- _DIRECTION_
Which lines in the records below contain the word "placeholder"? Copy each one out.

- _EXERCISE INPUTS_
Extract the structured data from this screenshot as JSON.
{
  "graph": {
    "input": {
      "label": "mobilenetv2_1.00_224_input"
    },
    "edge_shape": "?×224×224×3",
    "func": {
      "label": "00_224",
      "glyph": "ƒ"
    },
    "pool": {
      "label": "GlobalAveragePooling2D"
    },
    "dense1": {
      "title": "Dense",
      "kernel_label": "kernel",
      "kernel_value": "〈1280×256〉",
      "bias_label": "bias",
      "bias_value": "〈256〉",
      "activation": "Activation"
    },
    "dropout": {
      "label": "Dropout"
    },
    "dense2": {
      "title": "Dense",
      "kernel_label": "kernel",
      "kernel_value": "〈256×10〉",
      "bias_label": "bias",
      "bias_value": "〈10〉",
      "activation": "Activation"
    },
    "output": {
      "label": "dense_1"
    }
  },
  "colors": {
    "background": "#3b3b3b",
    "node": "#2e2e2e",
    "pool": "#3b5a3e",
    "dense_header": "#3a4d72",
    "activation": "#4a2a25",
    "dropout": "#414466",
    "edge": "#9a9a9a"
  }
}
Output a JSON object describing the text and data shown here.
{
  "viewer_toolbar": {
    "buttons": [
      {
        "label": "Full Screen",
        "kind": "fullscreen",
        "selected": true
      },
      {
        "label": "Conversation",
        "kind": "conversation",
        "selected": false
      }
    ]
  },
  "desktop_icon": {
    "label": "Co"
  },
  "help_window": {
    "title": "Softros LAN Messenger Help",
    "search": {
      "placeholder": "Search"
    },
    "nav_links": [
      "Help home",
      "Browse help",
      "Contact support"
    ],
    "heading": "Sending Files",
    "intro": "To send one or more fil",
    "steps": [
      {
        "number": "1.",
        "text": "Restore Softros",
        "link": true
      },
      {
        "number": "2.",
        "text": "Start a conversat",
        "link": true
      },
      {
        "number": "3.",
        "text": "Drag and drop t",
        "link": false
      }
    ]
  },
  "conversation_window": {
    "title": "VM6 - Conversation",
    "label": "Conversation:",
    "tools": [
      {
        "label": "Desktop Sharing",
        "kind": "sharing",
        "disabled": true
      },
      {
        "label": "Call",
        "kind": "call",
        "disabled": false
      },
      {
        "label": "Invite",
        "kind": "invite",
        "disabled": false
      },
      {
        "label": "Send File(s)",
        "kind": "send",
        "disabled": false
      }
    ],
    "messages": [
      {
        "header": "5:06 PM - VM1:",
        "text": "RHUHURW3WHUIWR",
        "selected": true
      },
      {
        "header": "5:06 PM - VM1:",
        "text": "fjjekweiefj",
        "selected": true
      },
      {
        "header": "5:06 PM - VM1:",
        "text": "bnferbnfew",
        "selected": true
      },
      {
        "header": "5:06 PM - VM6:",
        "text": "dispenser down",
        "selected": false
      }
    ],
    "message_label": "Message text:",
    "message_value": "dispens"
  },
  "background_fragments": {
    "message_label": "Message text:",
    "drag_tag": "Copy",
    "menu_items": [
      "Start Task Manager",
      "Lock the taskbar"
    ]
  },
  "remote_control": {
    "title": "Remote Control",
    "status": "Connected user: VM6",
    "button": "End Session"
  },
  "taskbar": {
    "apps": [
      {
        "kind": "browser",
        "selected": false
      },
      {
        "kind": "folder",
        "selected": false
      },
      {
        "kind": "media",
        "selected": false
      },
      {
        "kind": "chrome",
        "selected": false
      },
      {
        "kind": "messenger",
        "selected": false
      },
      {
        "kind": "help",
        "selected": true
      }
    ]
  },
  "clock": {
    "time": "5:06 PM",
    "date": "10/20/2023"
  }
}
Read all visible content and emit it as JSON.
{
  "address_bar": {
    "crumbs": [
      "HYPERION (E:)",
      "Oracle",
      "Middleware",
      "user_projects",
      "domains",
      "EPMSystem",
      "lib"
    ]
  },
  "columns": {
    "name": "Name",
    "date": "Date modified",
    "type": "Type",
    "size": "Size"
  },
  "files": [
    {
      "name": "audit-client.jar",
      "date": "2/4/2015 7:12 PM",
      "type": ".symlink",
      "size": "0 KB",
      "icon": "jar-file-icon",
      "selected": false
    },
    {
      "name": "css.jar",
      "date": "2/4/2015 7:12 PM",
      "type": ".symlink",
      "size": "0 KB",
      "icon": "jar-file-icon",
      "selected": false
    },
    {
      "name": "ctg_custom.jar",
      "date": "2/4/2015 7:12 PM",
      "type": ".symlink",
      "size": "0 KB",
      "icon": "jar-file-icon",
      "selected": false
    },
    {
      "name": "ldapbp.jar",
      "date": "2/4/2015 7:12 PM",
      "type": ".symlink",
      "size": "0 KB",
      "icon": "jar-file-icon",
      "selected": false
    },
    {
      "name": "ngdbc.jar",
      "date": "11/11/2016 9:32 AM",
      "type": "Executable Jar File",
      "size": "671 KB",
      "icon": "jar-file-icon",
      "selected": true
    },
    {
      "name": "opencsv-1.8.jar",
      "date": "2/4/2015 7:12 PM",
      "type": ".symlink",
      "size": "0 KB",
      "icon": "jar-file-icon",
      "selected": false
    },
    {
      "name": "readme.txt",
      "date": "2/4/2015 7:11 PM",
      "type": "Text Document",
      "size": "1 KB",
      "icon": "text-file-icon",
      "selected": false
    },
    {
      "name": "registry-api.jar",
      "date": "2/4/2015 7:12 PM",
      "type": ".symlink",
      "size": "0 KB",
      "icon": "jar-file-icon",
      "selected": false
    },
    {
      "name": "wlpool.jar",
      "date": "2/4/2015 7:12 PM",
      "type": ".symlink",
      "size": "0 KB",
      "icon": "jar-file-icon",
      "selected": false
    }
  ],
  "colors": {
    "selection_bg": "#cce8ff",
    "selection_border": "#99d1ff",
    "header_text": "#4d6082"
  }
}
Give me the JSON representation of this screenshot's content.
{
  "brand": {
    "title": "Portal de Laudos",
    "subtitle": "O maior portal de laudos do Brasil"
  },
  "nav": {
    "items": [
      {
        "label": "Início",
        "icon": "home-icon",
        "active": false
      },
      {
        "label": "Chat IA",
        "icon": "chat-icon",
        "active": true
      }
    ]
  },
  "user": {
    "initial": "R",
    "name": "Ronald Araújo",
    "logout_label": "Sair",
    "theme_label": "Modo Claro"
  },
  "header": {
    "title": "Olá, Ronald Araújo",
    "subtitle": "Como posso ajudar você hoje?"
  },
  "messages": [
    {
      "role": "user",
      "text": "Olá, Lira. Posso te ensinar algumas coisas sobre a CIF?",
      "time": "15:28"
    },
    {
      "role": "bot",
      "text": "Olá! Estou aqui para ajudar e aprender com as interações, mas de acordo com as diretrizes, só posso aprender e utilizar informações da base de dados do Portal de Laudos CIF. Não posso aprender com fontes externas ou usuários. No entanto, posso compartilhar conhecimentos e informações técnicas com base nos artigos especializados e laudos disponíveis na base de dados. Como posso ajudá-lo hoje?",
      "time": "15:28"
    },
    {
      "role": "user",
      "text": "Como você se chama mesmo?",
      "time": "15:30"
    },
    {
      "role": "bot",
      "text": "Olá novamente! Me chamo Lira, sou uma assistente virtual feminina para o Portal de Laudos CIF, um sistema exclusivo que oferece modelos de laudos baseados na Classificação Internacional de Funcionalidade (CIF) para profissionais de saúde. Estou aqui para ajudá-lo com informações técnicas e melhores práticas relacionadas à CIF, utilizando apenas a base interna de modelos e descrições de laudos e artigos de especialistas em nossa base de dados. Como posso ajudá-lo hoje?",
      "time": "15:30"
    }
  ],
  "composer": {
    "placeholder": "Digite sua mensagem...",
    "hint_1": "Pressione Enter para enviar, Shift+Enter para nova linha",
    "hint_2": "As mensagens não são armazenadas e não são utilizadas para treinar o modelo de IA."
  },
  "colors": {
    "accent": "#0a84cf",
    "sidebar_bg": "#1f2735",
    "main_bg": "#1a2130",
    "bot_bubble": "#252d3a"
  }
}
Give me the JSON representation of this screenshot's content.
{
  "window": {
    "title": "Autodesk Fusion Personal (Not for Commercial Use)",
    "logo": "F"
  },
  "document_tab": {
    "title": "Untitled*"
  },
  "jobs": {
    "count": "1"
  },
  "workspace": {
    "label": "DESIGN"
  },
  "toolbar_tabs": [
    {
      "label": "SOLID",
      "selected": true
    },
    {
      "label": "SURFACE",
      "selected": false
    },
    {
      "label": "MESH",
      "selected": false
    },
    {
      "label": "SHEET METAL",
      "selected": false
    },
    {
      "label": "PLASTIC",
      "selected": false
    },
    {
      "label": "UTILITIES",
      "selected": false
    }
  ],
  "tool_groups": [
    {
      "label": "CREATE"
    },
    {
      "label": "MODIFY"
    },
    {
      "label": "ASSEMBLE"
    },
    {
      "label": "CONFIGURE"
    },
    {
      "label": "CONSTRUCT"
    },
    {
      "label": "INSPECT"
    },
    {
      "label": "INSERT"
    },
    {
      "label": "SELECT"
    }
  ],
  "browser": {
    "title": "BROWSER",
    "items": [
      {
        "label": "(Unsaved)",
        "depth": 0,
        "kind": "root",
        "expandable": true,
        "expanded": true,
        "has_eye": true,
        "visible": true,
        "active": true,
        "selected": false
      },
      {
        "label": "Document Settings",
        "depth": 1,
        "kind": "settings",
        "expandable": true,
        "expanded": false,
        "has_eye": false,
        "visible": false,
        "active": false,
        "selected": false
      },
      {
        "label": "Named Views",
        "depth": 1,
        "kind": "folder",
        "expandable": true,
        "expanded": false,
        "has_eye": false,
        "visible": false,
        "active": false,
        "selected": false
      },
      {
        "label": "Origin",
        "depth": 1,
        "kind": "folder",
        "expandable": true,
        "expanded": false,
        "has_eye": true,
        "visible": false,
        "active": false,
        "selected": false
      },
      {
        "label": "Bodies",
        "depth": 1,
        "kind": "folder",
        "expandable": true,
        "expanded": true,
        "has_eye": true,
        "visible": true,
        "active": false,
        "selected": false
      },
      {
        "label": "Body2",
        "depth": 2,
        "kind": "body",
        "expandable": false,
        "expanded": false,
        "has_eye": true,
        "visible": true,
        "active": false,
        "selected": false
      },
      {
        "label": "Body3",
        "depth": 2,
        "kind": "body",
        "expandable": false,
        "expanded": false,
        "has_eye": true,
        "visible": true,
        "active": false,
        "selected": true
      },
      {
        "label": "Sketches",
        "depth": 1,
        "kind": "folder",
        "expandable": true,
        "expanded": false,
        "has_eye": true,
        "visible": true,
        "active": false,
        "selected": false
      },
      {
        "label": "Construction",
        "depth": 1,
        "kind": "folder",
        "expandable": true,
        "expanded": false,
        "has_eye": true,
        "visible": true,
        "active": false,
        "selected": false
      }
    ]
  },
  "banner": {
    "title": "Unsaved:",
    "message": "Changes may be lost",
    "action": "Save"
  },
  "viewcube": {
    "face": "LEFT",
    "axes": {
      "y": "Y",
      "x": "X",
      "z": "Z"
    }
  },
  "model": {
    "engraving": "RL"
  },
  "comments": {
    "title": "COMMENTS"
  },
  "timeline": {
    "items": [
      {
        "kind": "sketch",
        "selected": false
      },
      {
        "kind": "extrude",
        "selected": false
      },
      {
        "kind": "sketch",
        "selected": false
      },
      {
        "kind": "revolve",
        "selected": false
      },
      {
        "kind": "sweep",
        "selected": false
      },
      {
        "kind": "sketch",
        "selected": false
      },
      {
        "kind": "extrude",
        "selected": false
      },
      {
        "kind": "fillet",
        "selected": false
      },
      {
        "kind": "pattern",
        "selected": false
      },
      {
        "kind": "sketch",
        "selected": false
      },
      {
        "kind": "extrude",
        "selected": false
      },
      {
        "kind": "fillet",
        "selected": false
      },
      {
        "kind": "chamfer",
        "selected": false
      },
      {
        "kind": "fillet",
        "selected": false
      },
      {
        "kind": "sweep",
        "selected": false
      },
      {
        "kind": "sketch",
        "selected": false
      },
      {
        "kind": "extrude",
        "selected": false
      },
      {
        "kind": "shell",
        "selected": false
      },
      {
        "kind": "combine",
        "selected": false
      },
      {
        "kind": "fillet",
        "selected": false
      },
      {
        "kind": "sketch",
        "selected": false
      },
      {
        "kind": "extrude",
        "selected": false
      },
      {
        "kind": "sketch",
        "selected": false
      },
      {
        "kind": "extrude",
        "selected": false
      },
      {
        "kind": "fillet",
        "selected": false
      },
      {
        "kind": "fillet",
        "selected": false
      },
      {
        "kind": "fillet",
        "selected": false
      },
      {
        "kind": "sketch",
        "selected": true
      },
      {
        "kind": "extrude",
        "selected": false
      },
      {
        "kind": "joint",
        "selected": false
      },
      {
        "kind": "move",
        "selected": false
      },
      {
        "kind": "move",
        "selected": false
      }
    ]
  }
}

- _RESPONSE FOR THIS EXERCISE_
      "placeholder": "Search"
    "placeholder": "Digite sua mensagem...",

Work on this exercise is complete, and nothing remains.